• [WHAT YOU NEED TO DO]:
List each line of the data that contains the word "back".

[Records from a data source]
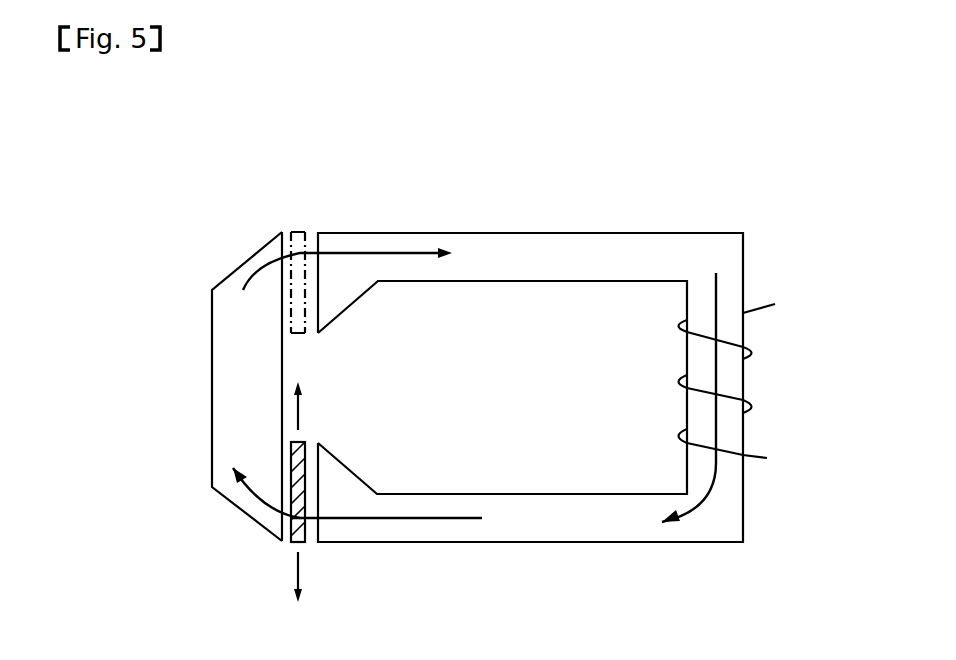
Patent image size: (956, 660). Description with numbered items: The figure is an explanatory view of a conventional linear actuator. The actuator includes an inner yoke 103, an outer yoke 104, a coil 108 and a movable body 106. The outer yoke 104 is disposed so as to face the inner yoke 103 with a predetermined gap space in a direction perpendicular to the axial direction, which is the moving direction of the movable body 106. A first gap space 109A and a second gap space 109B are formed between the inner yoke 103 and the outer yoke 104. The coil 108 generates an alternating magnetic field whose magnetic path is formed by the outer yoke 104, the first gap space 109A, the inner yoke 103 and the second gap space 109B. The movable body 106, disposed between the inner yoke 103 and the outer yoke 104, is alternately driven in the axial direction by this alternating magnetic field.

The inner yoke 103 is at (252, 250).
The outer yoke 104 is at (350, 288).
The movable body 106 is at (297, 237).
The coil 108 is at (757, 351).
The first gap space 109A is at (288, 327).
The second gap space 109B is at (292, 458).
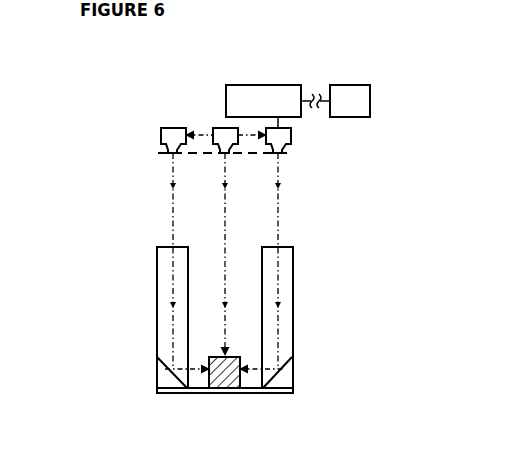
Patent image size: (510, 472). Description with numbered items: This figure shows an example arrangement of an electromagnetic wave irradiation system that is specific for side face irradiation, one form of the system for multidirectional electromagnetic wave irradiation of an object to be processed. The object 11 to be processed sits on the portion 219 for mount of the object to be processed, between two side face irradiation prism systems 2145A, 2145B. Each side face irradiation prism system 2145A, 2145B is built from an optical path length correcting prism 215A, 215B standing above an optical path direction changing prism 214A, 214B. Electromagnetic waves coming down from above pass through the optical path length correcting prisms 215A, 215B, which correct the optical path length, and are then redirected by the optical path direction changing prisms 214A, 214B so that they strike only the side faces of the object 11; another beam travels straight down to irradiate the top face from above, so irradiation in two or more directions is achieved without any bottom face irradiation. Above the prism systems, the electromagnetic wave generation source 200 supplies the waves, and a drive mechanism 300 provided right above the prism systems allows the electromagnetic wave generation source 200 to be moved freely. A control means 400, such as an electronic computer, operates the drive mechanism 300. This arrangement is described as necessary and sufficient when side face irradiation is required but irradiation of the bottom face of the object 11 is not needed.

The electromagnetic wave generation source 200 is at (172, 128).
The drive mechanism 300 is at (278, 113).
The drive control means 400 is at (364, 113).
The optical path length correcting prism 215A is at (166, 247).
The optical path length correcting prism 215B is at (293, 260).
The side face irradiation prism system 2145A is at (140, 280).
The side face irradiation prism system 2145B is at (314, 305).
The optical path direction changing prism 214A is at (156, 370).
The optical path direction changing prism 214B is at (294, 365).
The object to be processed 11 is at (205, 384).
The portion for mount of object to be processed 219 is at (230, 394).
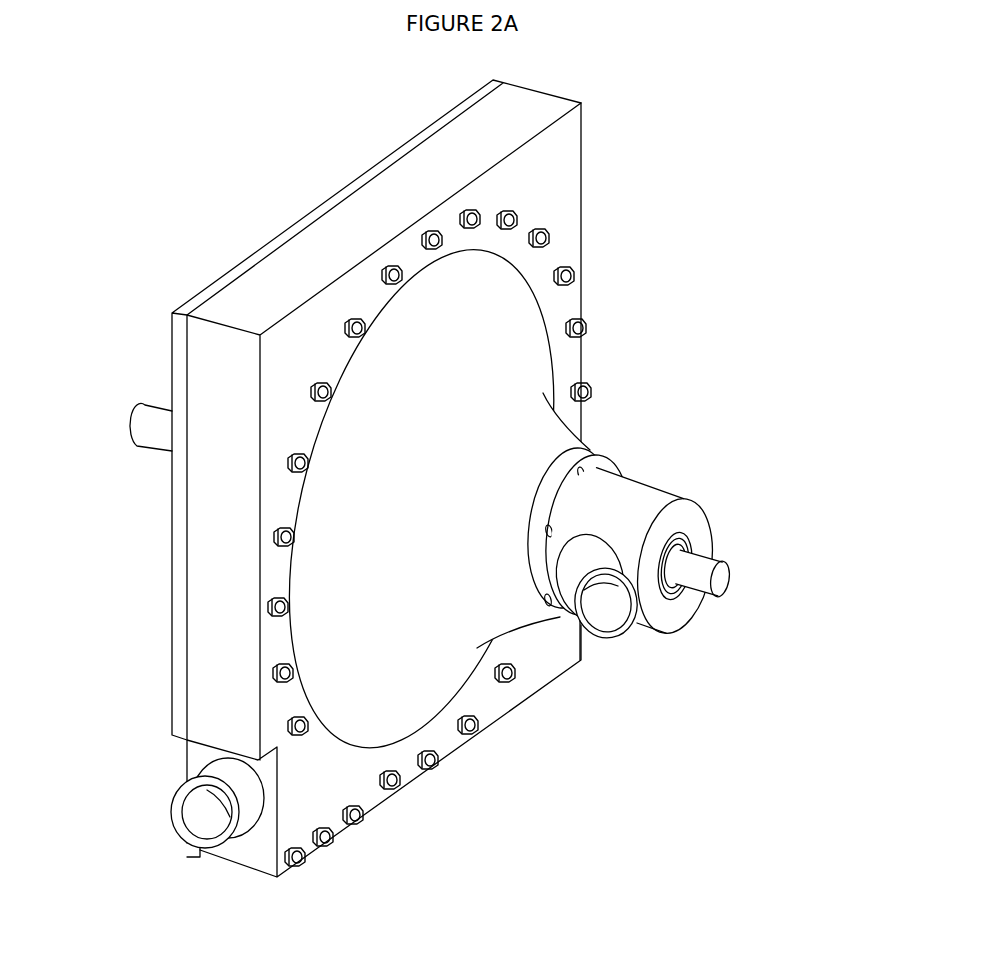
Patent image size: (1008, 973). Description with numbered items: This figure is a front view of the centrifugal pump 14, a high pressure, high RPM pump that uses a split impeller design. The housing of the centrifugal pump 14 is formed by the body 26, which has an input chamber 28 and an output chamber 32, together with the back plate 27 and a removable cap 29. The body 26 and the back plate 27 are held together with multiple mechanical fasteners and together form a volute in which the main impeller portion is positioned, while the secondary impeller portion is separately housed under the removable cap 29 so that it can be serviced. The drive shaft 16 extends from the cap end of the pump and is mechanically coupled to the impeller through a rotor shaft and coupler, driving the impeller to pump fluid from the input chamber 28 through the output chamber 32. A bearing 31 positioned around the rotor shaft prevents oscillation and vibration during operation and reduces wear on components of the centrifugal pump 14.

The centrifugal pump 14 is at (771, 257).
The drive shaft 16 is at (697, 574).
The body 26 is at (220, 712).
The back plate 27 is at (181, 339).
The input chamber 28 is at (608, 611).
The removable cap 29 is at (623, 498).
The bearing 31 is at (688, 532).
The output chamber 32 is at (212, 827).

• [FINISHED ANSWER]:
Patent image size: (1008, 973). Description with numbered items: This figure is a front view of the centrifugal pump 14, a high pressure, high RPM pump that uses a split impeller design. The housing of the centrifugal pump 14 is formed by the body 26, which has an input chamber 28 and an output chamber 32, together with the back plate 27 and a removable cap 29. The body 26 and the back plate 27 are held together with multiple mechanical fasteners and together form a volute in which the main impeller portion is positioned, while the secondary impeller portion is separately housed under the removable cap 29 so that it can be serviced. The drive shaft 16 extends from the cap end of the pump and is mechanically coupled to the impeller through a rotor shaft and coupler, driving the impeller to pump fluid from the input chamber 28 through the output chamber 32. A bearing 31 positioned around the rotor shaft prevents oscillation and vibration during operation and reduces wear on components of the centrifugal pump 14.
The back plate 27 is at (181, 339).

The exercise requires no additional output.